>> BEGIN RECORD EXCERPTS

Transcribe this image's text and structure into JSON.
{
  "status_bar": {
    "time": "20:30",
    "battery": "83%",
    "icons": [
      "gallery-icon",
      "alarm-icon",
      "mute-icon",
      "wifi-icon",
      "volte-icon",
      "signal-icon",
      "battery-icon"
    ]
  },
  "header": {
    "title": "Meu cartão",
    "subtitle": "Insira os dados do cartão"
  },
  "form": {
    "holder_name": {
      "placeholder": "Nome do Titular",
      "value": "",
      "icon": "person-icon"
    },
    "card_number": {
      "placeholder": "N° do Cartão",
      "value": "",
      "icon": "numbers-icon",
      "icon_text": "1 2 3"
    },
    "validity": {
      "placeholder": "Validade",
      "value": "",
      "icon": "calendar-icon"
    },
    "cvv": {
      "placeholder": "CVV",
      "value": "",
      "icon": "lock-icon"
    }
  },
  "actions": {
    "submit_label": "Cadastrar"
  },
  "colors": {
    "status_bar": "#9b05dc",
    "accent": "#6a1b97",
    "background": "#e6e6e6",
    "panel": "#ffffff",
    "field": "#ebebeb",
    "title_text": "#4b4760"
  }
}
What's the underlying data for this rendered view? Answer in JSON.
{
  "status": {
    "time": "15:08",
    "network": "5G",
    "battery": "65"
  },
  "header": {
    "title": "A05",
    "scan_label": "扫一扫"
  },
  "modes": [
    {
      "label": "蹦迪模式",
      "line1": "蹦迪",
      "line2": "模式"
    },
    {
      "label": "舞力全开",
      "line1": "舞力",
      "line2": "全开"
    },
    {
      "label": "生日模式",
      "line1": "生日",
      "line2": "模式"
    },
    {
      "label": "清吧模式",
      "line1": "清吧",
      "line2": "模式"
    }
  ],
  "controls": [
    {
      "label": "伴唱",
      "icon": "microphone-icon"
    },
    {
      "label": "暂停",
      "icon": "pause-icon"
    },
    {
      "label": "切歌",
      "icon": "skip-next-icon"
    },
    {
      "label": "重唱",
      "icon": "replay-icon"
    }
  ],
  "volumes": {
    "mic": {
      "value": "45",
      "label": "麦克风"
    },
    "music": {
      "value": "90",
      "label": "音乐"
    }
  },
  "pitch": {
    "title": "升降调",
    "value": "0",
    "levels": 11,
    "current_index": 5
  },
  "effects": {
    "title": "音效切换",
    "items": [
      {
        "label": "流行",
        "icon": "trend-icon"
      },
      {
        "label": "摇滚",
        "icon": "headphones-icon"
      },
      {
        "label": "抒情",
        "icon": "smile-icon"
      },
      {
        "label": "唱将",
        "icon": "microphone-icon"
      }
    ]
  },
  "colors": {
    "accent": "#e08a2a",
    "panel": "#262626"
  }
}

>> END RECORD EXCERPTS

» **WHAT THE EXERCISE ASKS**
Can you restate every record above word for word?

» **IN RESPONSE**
Transcribe this image's text and structure into JSON.
{
  "status_bar": {
    "time": "20:30",
    "battery": "83%",
    "icons": [
      "gallery-icon",
      "alarm-icon",
      "mute-icon",
      "wifi-icon",
      "volte-icon",
      "signal-icon",
      "battery-icon"
    ]
  },
  "header": {
    "title": "Meu cartão",
    "subtitle": "Insira os dados do cartão"
  },
  "form": {
    "holder_name": {
      "placeholder": "Nome do Titular",
      "value": "",
      "icon": "person-icon"
    },
    "card_number": {
      "placeholder": "N° do Cartão",
      "value": "",
      "icon": "numbers-icon",
      "icon_text": "1 2 3"
    },
    "validity": {
      "placeholder": "Validade",
      "value": "",
      "icon": "calendar-icon"
    },
    "cvv": {
      "placeholder": "CVV",
      "value": "",
      "icon": "lock-icon"
    }
  },
  "actions": {
    "submit_label": "Cadastrar"
  },
  "colors": {
    "status_bar": "#9b05dc",
    "accent": "#6a1b97",
    "background": "#e6e6e6",
    "panel": "#ffffff",
    "field": "#ebebeb",
    "title_text": "#4b4760"
  }
}
What's the underlying data for this rendered view? Answer in JSON.
{
  "status": {
    "time": "15:08",
    "network": "5G",
    "battery": "65"
  },
  "header": {
    "title": "A05",
    "scan_label": "扫一扫"
  },
  "modes": [
    {
      "label": "蹦迪模式",
      "line1": "蹦迪",
      "line2": "模式"
    },
    {
      "label": "舞力全开",
      "line1": "舞力",
      "line2": "全开"
    },
    {
      "label": "生日模式",
      "line1": "生日",
      "line2": "模式"
    },
    {
      "label": "清吧模式",
      "line1": "清吧",
      "line2": "模式"
    }
  ],
  "controls": [
    {
      "label": "伴唱",
      "icon": "microphone-icon"
    },
    {
      "label": "暂停",
      "icon": "pause-icon"
    },
    {
      "label": "切歌",
      "icon": "skip-next-icon"
    },
    {
      "label": "重唱",
      "icon": "replay-icon"
    }
  ],
  "volumes": {
    "mic": {
      "value": "45",
      "label": "麦克风"
    },
    "music": {
      "value": "90",
      "label": "音乐"
    }
  },
  "pitch": {
    "title": "升降调",
    "value": "0",
    "levels": 11,
    "current_index": 5
  },
  "effects": {
    "title": "音效切换",
    "items": [
      {
        "label": "流行",
        "icon": "trend-icon"
      },
      {
        "label": "摇滚",
        "icon": "headphones-icon"
      },
      {
        "label": "抒情",
        "icon": "smile-icon"
      },
      {
        "label": "唱将",
        "icon": "microphone-icon"
      }
    ]
  },
  "colors": {
    "accent": "#e08a2a",
    "panel": "#262626"
  }
}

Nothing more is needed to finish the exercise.